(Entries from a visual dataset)
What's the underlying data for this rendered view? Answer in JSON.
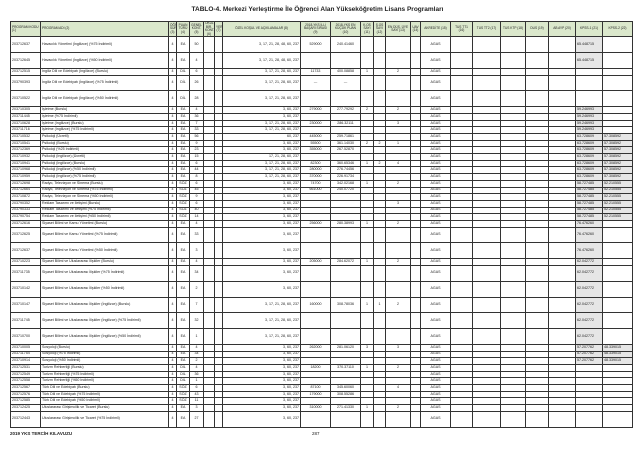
{
  "title": "TABLO-4. Merkezi Yerleştirme İle Öğrenci Alan Yükseköğretim Lisans Programları",
  "headers": [
    "PROGRAM KODU (1)",
    "PROGRAM ADI (2)",
    "ÖĞR. SÜRE. (3)",
    "PUAN TÜRÜ (4)",
    "GENEL KONT. (5)",
    "OKUL BİR. KONT. (6)",
    "YER (7)",
    "ÖZEL KOŞUL VE AÇIKLAMALAR (8)",
    "2018-YKS İLLİ BAŞARI SIRASI (9)",
    "2018-YKS EN KÜÇÜK PUAN (10)",
    "K.OS SAYI (11)",
    "Ş.OS SAYI (12)",
    "EN DÜŞ. ÜYE SAYI (13)",
    "UAV (14)",
    "AKREDİTE (15)",
    "TUS TT1 (16)",
    "TUS TT2 (17)",
    "TUS KTP (18)",
    "DUS (19)",
    "AB AYP (20)",
    "KPSS-1 (21)",
    "KPSS-2 (22)"
  ],
  "rows": [
    [
      "203712637",
      "Havacılık Yönetimi (İngilizce) (%75 İndirimli)",
      "4",
      "EA",
      "50",
      "",
      "",
      "3, 17, 21, 28, 48, 60, 237",
      "529000",
      "240.41460",
      "",
      "",
      "",
      "",
      "AGAS",
      "",
      "",
      "",
      "",
      "",
      "65.448715",
      ""
    ],
    [
      "203712645",
      "Havacılık Yönetimi (İngilizce) (%50 İndirimli)",
      "4",
      "EA",
      "4",
      "",
      "",
      "3, 17, 21, 28, 48, 60, 237",
      "",
      "",
      "",
      "",
      "",
      "",
      "AGAS",
      "",
      "",
      "",
      "",
      "",
      "65.448715",
      ""
    ],
    [
      "203712515",
      "İngiliz Dili ve Edebiyatı (İngilizce) (Burslu)",
      "4",
      "DİL",
      "6",
      "",
      "",
      "3, 17, 21, 28, 60, 237",
      "11733",
      "400.08858",
      "1",
      "",
      "2",
      "",
      "AGAS",
      "",
      "",
      "",
      "",
      "",
      "",
      ""
    ],
    [
      "203790393",
      "İngiliz Dili ve Edebiyatı (İngilizce) (%75 İndirimli)",
      "4",
      "DİL",
      "26",
      "",
      "",
      "3, 17, 21, 28, 60, 237",
      "---",
      "---",
      "",
      "",
      "",
      "",
      "AGAS",
      "",
      "",
      "",
      "",
      "",
      "",
      ""
    ],
    [
      "203710522",
      "İngiliz Dili ve Edebiyatı (İngilizce) (%50 İndirimli)",
      "4",
      "DİL",
      "28",
      "",
      "",
      "3, 17, 21, 28, 60, 237",
      "",
      "",
      "",
      "",
      "",
      "",
      "AGAS",
      "",
      "",
      "",
      "",
      "",
      "",
      ""
    ],
    [
      "203710305",
      "İşletme (Burslu)",
      "4",
      "EA",
      "4",
      "",
      "",
      "3, 60, 237",
      "279000",
      "277.79292",
      "2",
      "",
      "2",
      "",
      "AGAS",
      "",
      "",
      "",
      "",
      "",
      "59.246993",
      ""
    ],
    [
      "203711445",
      "İşletme (%75 İndirimli)",
      "4",
      "EA",
      "36",
      "",
      "",
      "3, 60, 237",
      "",
      "",
      "",
      "",
      "",
      "",
      "AGAS",
      "",
      "",
      "",
      "",
      "",
      "59.246993",
      ""
    ],
    [
      "203710628",
      "İşletme (İngilizce) (Burslu)",
      "4",
      "EA",
      "7",
      "",
      "",
      "3, 17, 21, 28, 60, 237",
      "230000",
      "286.32111",
      "",
      "",
      "3",
      "",
      "AGAS",
      "",
      "",
      "",
      "",
      "",
      "59.246993",
      ""
    ],
    [
      "203711716",
      "İşletme (İngilizce) (%75 İndirimli)",
      "4",
      "EA",
      "33",
      "",
      "",
      "3, 17, 21, 28, 60, 237",
      "",
      "",
      "",
      "",
      "",
      "",
      "AGAS",
      "",
      "",
      "",
      "",
      "",
      "59.246993",
      ""
    ],
    [
      "203710532",
      "Psikoloji (Ücretli)",
      "4",
      "EA",
      "56",
      "",
      "",
      "60, 237",
      "445000",
      "259.71861",
      "",
      "",
      "",
      "",
      "AGAS",
      "",
      "",
      "",
      "",
      "",
      "63.728609",
      "57.308592"
    ],
    [
      "203710541",
      "Psikoloji (Burslu)",
      "4",
      "EA",
      "9",
      "",
      "",
      "3, 60, 237",
      "55500",
      "361.14030",
      "2",
      "2",
      "1",
      "",
      "AGAS",
      "",
      "",
      "",
      "",
      "",
      "63.728609",
      "57.308592"
    ],
    [
      "203712369",
      "Psikoloji (%25 İndirimli)",
      "4",
      "EA",
      "23",
      "",
      "",
      "3, 60, 237",
      "355000",
      "267.52870",
      "",
      "",
      "",
      "",
      "AGAS",
      "",
      "",
      "",
      "",
      "",
      "63.728609",
      "57.308592"
    ],
    [
      "203710932",
      "Psikoloji (İngilizce) (Ücretli)",
      "4",
      "EA",
      "15",
      "",
      "",
      "17, 21, 28, 60, 237",
      "",
      "",
      "",
      "",
      "",
      "",
      "AGAS",
      "",
      "",
      "",
      "",
      "",
      "63.728609",
      "57.308592"
    ],
    [
      "203710941",
      "Psikoloji (İngilizce) (Burslu)",
      "4",
      "EA",
      "6",
      "",
      "",
      "3, 17, 21, 28, 60, 237",
      "82300",
      "360.65346",
      "1",
      "2",
      "4",
      "",
      "AGAS",
      "",
      "",
      "",
      "",
      "",
      "63.728609",
      "57.308592"
    ],
    [
      "203710968",
      "Psikoloji (İngilizce) (%50 İndirimli)",
      "4",
      "EA",
      "44",
      "",
      "",
      "3, 17, 21, 28, 60, 237",
      "280000",
      "276.74456",
      "",
      "",
      "",
      "",
      "AGAS",
      "",
      "",
      "",
      "",
      "",
      "63.728609",
      "57.308592"
    ],
    [
      "203710959",
      "Psikoloji (İngilizce) (%75 İndirimli)",
      "4",
      "EA",
      "8",
      "",
      "",
      "3, 17, 21, 28, 60, 237",
      "370000",
      "226.91734",
      "",
      "",
      "",
      "",
      "AGAS",
      "",
      "",
      "",
      "",
      "",
      "63.728609",
      "57.308592"
    ],
    [
      "203712698",
      "Radyo, Televizyon ve Sinema (Burslu)",
      "4",
      "SÖZ",
      "6",
      "",
      "",
      "3, 60, 237",
      "74700",
      "342.02168",
      "1",
      "",
      "2",
      "",
      "AGAS",
      "",
      "",
      "",
      "",
      "",
      "58.727485",
      "52.210555"
    ],
    [
      "203712664",
      "Radyo, Televizyon ve Sinema (%75 İndirimli)",
      "4",
      "SÖZ",
      "45",
      "",
      "",
      "3, 60, 237",
      "661000",
      "240.07720",
      "",
      "",
      "",
      "",
      "AGAS",
      "",
      "",
      "",
      "",
      "",
      "58.727485",
      "52.210555"
    ],
    [
      "203710872",
      "Radyo, Televizyon ve Sinema (%50 İndirimli)",
      "4",
      "SÖZ",
      "9",
      "",
      "",
      "3, 60, 237",
      "",
      "",
      "",
      "",
      "",
      "",
      "AGAS",
      "",
      "",
      "",
      "",
      "",
      "58.727485",
      "52.210555"
    ],
    [
      "203790352",
      "Reklam Tasarımı ve İletişimi (Burslu)",
      "4",
      "SÖZ",
      "6",
      "",
      "",
      "3, 60, 237",
      "",
      "",
      "",
      "",
      "3",
      "",
      "AGAS",
      "",
      "",
      "",
      "",
      "",
      "58.727485",
      "52.210555"
    ],
    [
      "203790333",
      "Reklam Tasarımı ve İletişimi (%75 İndirimli)",
      "4",
      "SÖZ",
      "40",
      "",
      "",
      "3, 60, 237",
      "",
      "",
      "",
      "",
      "",
      "",
      "AGAS",
      "",
      "",
      "",
      "",
      "",
      "58.727485",
      "52.210555"
    ],
    [
      "203790754",
      "Reklam Tasarımı ve İletişimi (%50 İndirimli)",
      "4",
      "SÖZ",
      "14",
      "",
      "",
      "3, 60, 237",
      "",
      "",
      "",
      "",
      "",
      "",
      "AGAS",
      "",
      "",
      "",
      "",
      "",
      "58.727485",
      "52.210555"
    ],
    [
      "203712616",
      "Siyaset Bilimi ve Kamu Yönetimi (Burslu)",
      "4",
      "EA",
      "4",
      "",
      "",
      "3, 60, 237",
      "256000",
      "280.38993",
      "1",
      "",
      "2",
      "",
      "AGAS",
      "",
      "",
      "",
      "",
      "",
      "76.476260",
      ""
    ],
    [
      "203712625",
      "Siyaset Bilimi ve Kamu Yönetimi (%75 İndirimli)",
      "4",
      "EA",
      "33",
      "",
      "",
      "3, 60, 237",
      "",
      "",
      "",
      "",
      "",
      "",
      "AGAS",
      "",
      "",
      "",
      "",
      "",
      "76.476260",
      ""
    ],
    [
      "203712637",
      "Siyaset Bilimi ve Kamu Yönetimi (%50 İndirimli)",
      "4",
      "EA",
      "3",
      "",
      "",
      "3, 60, 237",
      "",
      "",
      "",
      "",
      "",
      "",
      "AGAS",
      "",
      "",
      "",
      "",
      "",
      "76.476260",
      ""
    ],
    [
      "203710223",
      "Siyaset Bilimi ve Uluslararası İlişkiler (Burslu)",
      "4",
      "EA",
      "4",
      "",
      "",
      "3, 60, 237",
      "205000",
      "284.62072",
      "1",
      "",
      "2",
      "",
      "AGAS",
      "",
      "",
      "",
      "",
      "",
      "62.042772",
      ""
    ],
    [
      "203711735",
      "Siyaset Bilimi ve Uluslararası İlişkiler (%75 İndirimli)",
      "4",
      "EA",
      "34",
      "",
      "",
      "3, 60, 237",
      "",
      "",
      "",
      "",
      "",
      "",
      "AGAS",
      "",
      "",
      "",
      "",
      "",
      "62.042772",
      ""
    ],
    [
      "203710142",
      "Siyaset Bilimi ve Uluslararası İlişkiler (%50 İndirimli)",
      "4",
      "EA",
      "2",
      "",
      "",
      "3, 60, 237",
      "",
      "",
      "",
      "",
      "",
      "",
      "AGAS",
      "",
      "",
      "",
      "",
      "",
      "62.042772",
      ""
    ],
    [
      "203710147",
      "Siyaset Bilimi ve Uluslararası İlişkiler (İngilizce) (Burslu)",
      "4",
      "EA",
      "7",
      "",
      "",
      "3, 17, 21, 28, 60, 237",
      "160000",
      "308.78036",
      "1",
      "1",
      "2",
      "",
      "AGAS",
      "",
      "",
      "",
      "",
      "",
      "62.042772",
      ""
    ],
    [
      "203711745",
      "Siyaset Bilimi ve Uluslararası İlişkiler (İngilizce) (%75 İndirimli)",
      "4",
      "EA",
      "32",
      "",
      "",
      "3, 17, 21, 28, 60, 237",
      "",
      "",
      "",
      "",
      "",
      "",
      "AGAS",
      "",
      "",
      "",
      "",
      "",
      "62.042772",
      ""
    ],
    [
      "203710700",
      "Siyaset Bilimi ve Uluslararası İlişkiler (İngilizce) (%50 İndirimli)",
      "4",
      "EA",
      "1",
      "",
      "",
      "3, 17, 21, 28, 60, 237",
      "",
      "",
      "",
      "",
      "",
      "",
      "AGAS",
      "",
      "",
      "",
      "",
      "",
      "62.042772",
      ""
    ],
    [
      "203710005",
      "Sosyoloji (Burslu)",
      "4",
      "EA",
      "4",
      "",
      "",
      "3, 60, 237",
      "262000",
      "281.06120",
      "3",
      "",
      "3",
      "",
      "AGAS",
      "",
      "",
      "",
      "",
      "",
      "57.207762",
      "48.339015"
    ],
    [
      "203711754",
      "Sosyoloji (%75 İndirimli)",
      "4",
      "EA",
      "34",
      "",
      "",
      "3, 60, 237",
      "",
      "",
      "",
      "",
      "",
      "",
      "AGAS",
      "",
      "",
      "",
      "",
      "",
      "57.207762",
      "48.339015"
    ],
    [
      "203710914",
      "Sosyoloji (%50 İndirimli)",
      "4",
      "EA",
      "2",
      "",
      "",
      "3, 60, 237",
      "",
      "",
      "",
      "",
      "",
      "",
      "AGAS",
      "",
      "",
      "",
      "",
      "",
      "57.207762",
      "48.339015"
    ],
    [
      "203712531",
      "Turizm Rehberliği (Burslu)",
      "4",
      "DİL",
      "4",
      "",
      "",
      "3, 60, 237",
      "18200",
      "370.37110",
      "1",
      "",
      "2",
      "",
      "AGAS",
      "",
      "",
      "",
      "",
      "",
      "",
      ""
    ],
    [
      "203712549",
      "Turizm Rehberliği (%75 İndirimli)",
      "4",
      "DİL",
      "36",
      "",
      "",
      "3, 60, 237",
      "",
      "",
      "",
      "",
      "",
      "",
      "AGAS",
      "",
      "",
      "",
      "",
      "",
      "",
      ""
    ],
    [
      "203712558",
      "Turizm Rehberliği (%50 İndirimli)",
      "4",
      "DİL",
      "1",
      "",
      "",
      "3, 60, 237",
      "",
      "",
      "",
      "",
      "",
      "",
      "AGAS",
      "",
      "",
      "",
      "",
      "",
      "",
      ""
    ],
    [
      "203712567",
      "Türk Dili ve Edebiyatı (Burslu)",
      "4",
      "SÖZ",
      "6",
      "",
      "",
      "3, 60, 237",
      "87100",
      "345.60060",
      "",
      "",
      "4",
      "",
      "AGAS",
      "",
      "",
      "",
      "",
      "",
      "",
      ""
    ],
    [
      "203712576",
      "Türk Dili ve Edebiyatı (%75 İndirimli)",
      "4",
      "SÖZ",
      "43",
      "",
      "",
      "3, 60, 237",
      "179000",
      "308.55286",
      "",
      "",
      "",
      "",
      "AGAS",
      "",
      "",
      "",
      "",
      "",
      "",
      ""
    ],
    [
      "203712585",
      "Türk Dili ve Edebiyatı (%50 İndirimli)",
      "4",
      "SÖZ",
      "11",
      "",
      "",
      "3, 60, 237",
      "",
      "",
      "",
      "",
      "",
      "",
      "AGAS",
      "",
      "",
      "",
      "",
      "",
      "",
      ""
    ],
    [
      "203712425",
      "Uluslararası Girişimcilik ve Ticaret (Burslu)",
      "4",
      "EA",
      "3",
      "",
      "",
      "3, 60, 237",
      "310000",
      "271.41330",
      "1",
      "",
      "2",
      "",
      "AGAS",
      "",
      "",
      "",
      "",
      "",
      "",
      ""
    ],
    [
      "203712443",
      "Uluslararası Girişimcilik ve Ticaret (%75 İndirimli)",
      "4",
      "EA",
      "27",
      "",
      "",
      "3, 60, 237",
      "",
      "",
      "",
      "",
      "",
      "",
      "AGAS",
      "",
      "",
      "",
      "",
      "",
      "",
      ""
    ]
  ],
  "footer": {
    "left": "2019 YKS TERCİH KILAVUZU",
    "page": "287"
  }
}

* Work to complete *
Look for lines containing the string "Sosyoloji" and copy them all.

* Task answer *
      "Sosyoloji (Burslu)",
      "Sosyoloji (%75 İndirimli)",
      "Sosyoloji (%50 İndirimli)",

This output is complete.